Records from a dataset

┌──

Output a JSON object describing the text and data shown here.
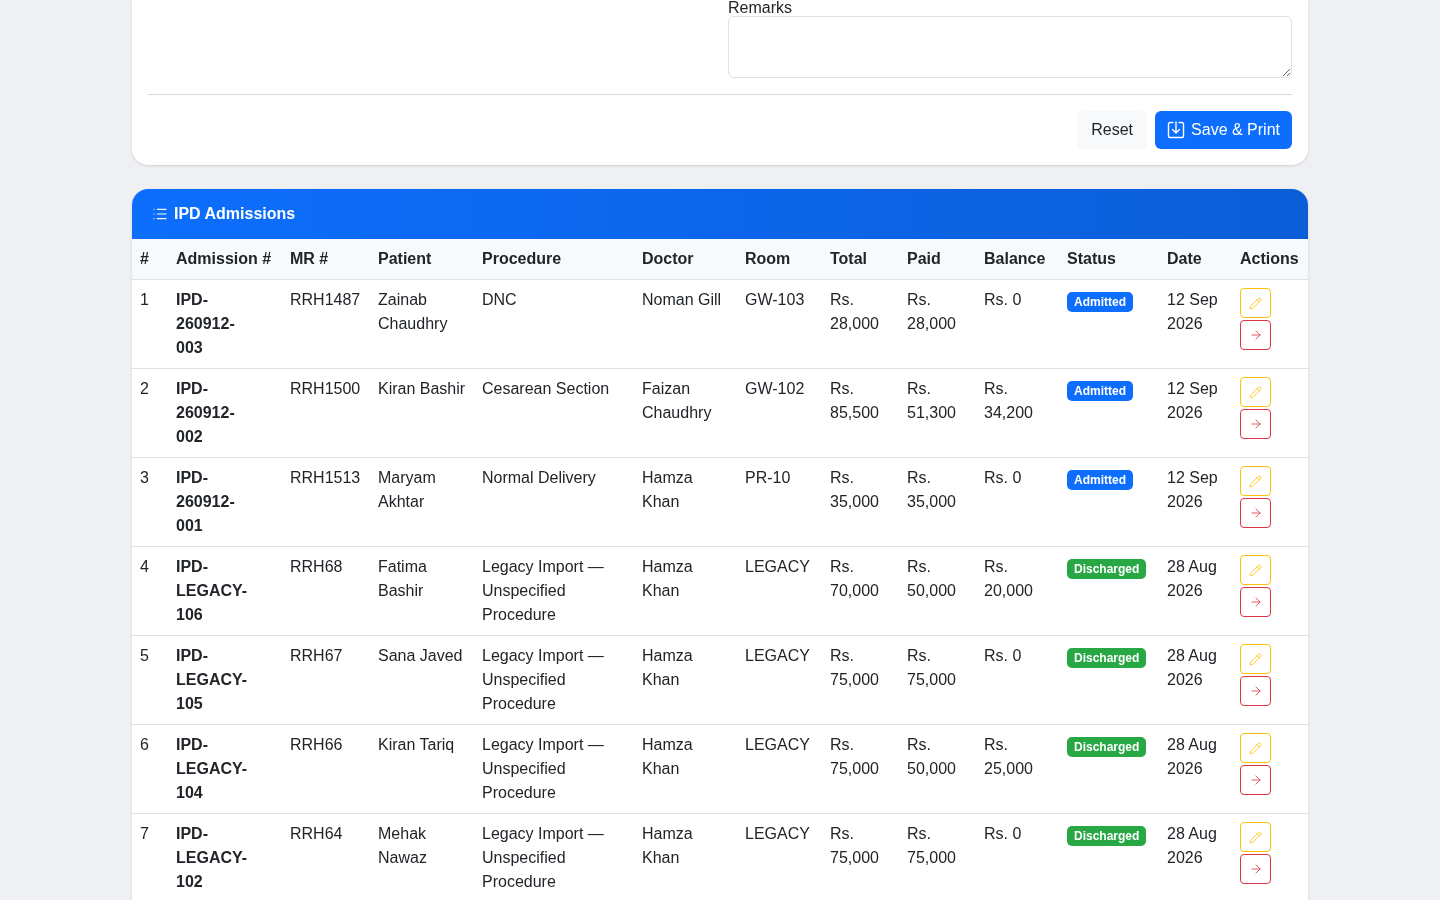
{
  "form": {
    "remarks_field": {
      "label": "Remarks"
    },
    "buttons": [
      {
        "kind": "secondary",
        "label": "Reset"
      },
      {
        "kind": "primary",
        "label": "Save & Print"
      }
    ]
  },
  "admissions": {
    "title": "IPD Admissions",
    "columns": [
      "#",
      "Admission #",
      "MR #",
      "Patient",
      "Procedure",
      "Doctor",
      "Room",
      "Total",
      "Paid",
      "Balance",
      "Status",
      "Date",
      "Actions"
    ],
    "rows": [
      {
        "index": "1",
        "admission_no": "IPD-260912-003",
        "mr_no": "RRH1487",
        "patient": "Zainab Chaudhry",
        "procedure": "DNC",
        "doctor": "Noman Gill",
        "room": "GW-103",
        "total": "Rs. 28,000",
        "paid": "Rs. 28,000",
        "balance": "Rs. 0",
        "status": {
          "label": "Admitted",
          "color": "#0d6efd"
        },
        "date": "12 Sep 2026"
      },
      {
        "index": "2",
        "admission_no": "IPD-260912-002",
        "mr_no": "RRH1500",
        "patient": "Kiran Bashir",
        "procedure": "Cesarean Section",
        "doctor": "Faizan Chaudhry",
        "room": "GW-102",
        "total": "Rs. 85,500",
        "paid": "Rs. 51,300",
        "balance": "Rs. 34,200",
        "status": {
          "label": "Admitted",
          "color": "#0d6efd"
        },
        "date": "12 Sep 2026"
      },
      {
        "index": "3",
        "admission_no": "IPD-260912-001",
        "mr_no": "RRH1513",
        "patient": "Maryam Akhtar",
        "procedure": "Normal Delivery",
        "doctor": "Hamza Khan",
        "room": "PR-10",
        "total": "Rs. 35,000",
        "paid": "Rs. 35,000",
        "balance": "Rs. 0",
        "status": {
          "label": "Admitted",
          "color": "#0d6efd"
        },
        "date": "12 Sep 2026"
      },
      {
        "index": "4",
        "admission_no": "IPD-LEGACY-106",
        "mr_no": "RRH68",
        "patient": "Fatima Bashir",
        "procedure": "Legacy Import — Unspecified Procedure",
        "doctor": "Hamza Khan",
        "room": "LEGACY",
        "total": "Rs. 70,000",
        "paid": "Rs. 50,000",
        "balance": "Rs. 20,000",
        "status": {
          "label": "Discharged",
          "color": "#28a745"
        },
        "date": "28 Aug 2026"
      },
      {
        "index": "5",
        "admission_no": "IPD-LEGACY-105",
        "mr_no": "RRH67",
        "patient": "Sana Javed",
        "procedure": "Legacy Import — Unspecified Procedure",
        "doctor": "Hamza Khan",
        "room": "LEGACY",
        "total": "Rs. 75,000",
        "paid": "Rs. 75,000",
        "balance": "Rs. 0",
        "status": {
          "label": "Discharged",
          "color": "#28a745"
        },
        "date": "28 Aug 2026"
      },
      {
        "index": "6",
        "admission_no": "IPD-LEGACY-104",
        "mr_no": "RRH66",
        "patient": "Kiran Tariq",
        "procedure": "Legacy Import — Unspecified Procedure",
        "doctor": "Hamza Khan",
        "room": "LEGACY",
        "total": "Rs. 75,000",
        "paid": "Rs. 50,000",
        "balance": "Rs. 25,000",
        "status": {
          "label": "Discharged",
          "color": "#28a745"
        },
        "date": "28 Aug 2026"
      },
      {
        "index": "7",
        "admission_no": "IPD-LEGACY-102",
        "mr_no": "RRH64",
        "patient": "Mehak Nawaz",
        "procedure": "Legacy Import — Unspecified Procedure",
        "doctor": "Hamza Khan",
        "room": "LEGACY",
        "total": "Rs. 75,000",
        "paid": "Rs. 75,000",
        "balance": "Rs. 0",
        "status": {
          "label": "Discharged",
          "color": "#28a745"
        },
        "date": "28 Aug 2026"
      }
    ]
  }
}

└──

Repeat all of the data above word for word, minus the pictures.

Output a JSON object describing the text and data shown here.
{
  "form": {
    "remarks_field": {
      "label": "Remarks"
    },
    "buttons": [
      {
        "kind": "secondary",
        "label": "Reset"
      },
      {
        "kind": "primary",
        "label": "Save & Print"
      }
    ]
  },
  "admissions": {
    "title": "IPD Admissions",
    "columns": [
      "#",
      "Admission #",
      "MR #",
      "Patient",
      "Procedure",
      "Doctor",
      "Room",
      "Total",
      "Paid",
      "Balance",
      "Status",
      "Date",
      "Actions"
    ],
    "rows": [
      {
        "index": "1",
        "admission_no": "IPD-260912-003",
        "mr_no": "RRH1487",
        "patient": "Zainab Chaudhry",
        "procedure": "DNC",
        "doctor": "Noman Gill",
        "room": "GW-103",
        "total": "Rs. 28,000",
        "paid": "Rs. 28,000",
        "balance": "Rs. 0",
        "status": {
          "label": "Admitted",
          "color": "#0d6efd"
        },
        "date": "12 Sep 2026"
      },
      {
        "index": "2",
        "admission_no": "IPD-260912-002",
        "mr_no": "RRH1500",
        "patient": "Kiran Bashir",
        "procedure": "Cesarean Section",
        "doctor": "Faizan Chaudhry",
        "room": "GW-102",
        "total": "Rs. 85,500",
        "paid": "Rs. 51,300",
        "balance": "Rs. 34,200",
        "status": {
          "label": "Admitted",
          "color": "#0d6efd"
        },
        "date": "12 Sep 2026"
      },
      {
        "index": "3",
        "admission_no": "IPD-260912-001",
        "mr_no": "RRH1513",
        "patient": "Maryam Akhtar",
        "procedure": "Normal Delivery",
        "doctor": "Hamza Khan",
        "room": "PR-10",
        "total": "Rs. 35,000",
        "paid": "Rs. 35,000",
        "balance": "Rs. 0",
        "status": {
          "label": "Admitted",
          "color": "#0d6efd"
        },
        "date": "12 Sep 2026"
      },
      {
        "index": "4",
        "admission_no": "IPD-LEGACY-106",
        "mr_no": "RRH68",
        "patient": "Fatima Bashir",
        "procedure": "Legacy Import — Unspecified Procedure",
        "doctor": "Hamza Khan",
        "room": "LEGACY",
        "total": "Rs. 70,000",
        "paid": "Rs. 50,000",
        "balance": "Rs. 20,000",
        "status": {
          "label": "Discharged",
          "color": "#28a745"
        },
        "date": "28 Aug 2026"
      },
      {
        "index": "5",
        "admission_no": "IPD-LEGACY-105",
        "mr_no": "RRH67",
        "patient": "Sana Javed",
        "procedure": "Legacy Import — Unspecified Procedure",
        "doctor": "Hamza Khan",
        "room": "LEGACY",
        "total": "Rs. 75,000",
        "paid": "Rs. 75,000",
        "balance": "Rs. 0",
        "status": {
          "label": "Discharged",
          "color": "#28a745"
        },
        "date": "28 Aug 2026"
      },
      {
        "index": "6",
        "admission_no": "IPD-LEGACY-104",
        "mr_no": "RRH66",
        "patient": "Kiran Tariq",
        "procedure": "Legacy Import — Unspecified Procedure",
        "doctor": "Hamza Khan",
        "room": "LEGACY",
        "total": "Rs. 75,000",
        "paid": "Rs. 50,000",
        "balance": "Rs. 25,000",
        "status": {
          "label": "Discharged",
          "color": "#28a745"
        },
        "date": "28 Aug 2026"
      },
      {
        "index": "7",
        "admission_no": "IPD-LEGACY-102",
        "mr_no": "RRH64",
        "patient": "Mehak Nawaz",
        "procedure": "Legacy Import — Unspecified Procedure",
        "doctor": "Hamza Khan",
        "room": "LEGACY",
        "total": "Rs. 75,000",
        "paid": "Rs. 75,000",
        "balance": "Rs. 0",
        "status": {
          "label": "Discharged",
          "color": "#28a745"
        },
        "date": "28 Aug 2026"
      }
    ]
  }
}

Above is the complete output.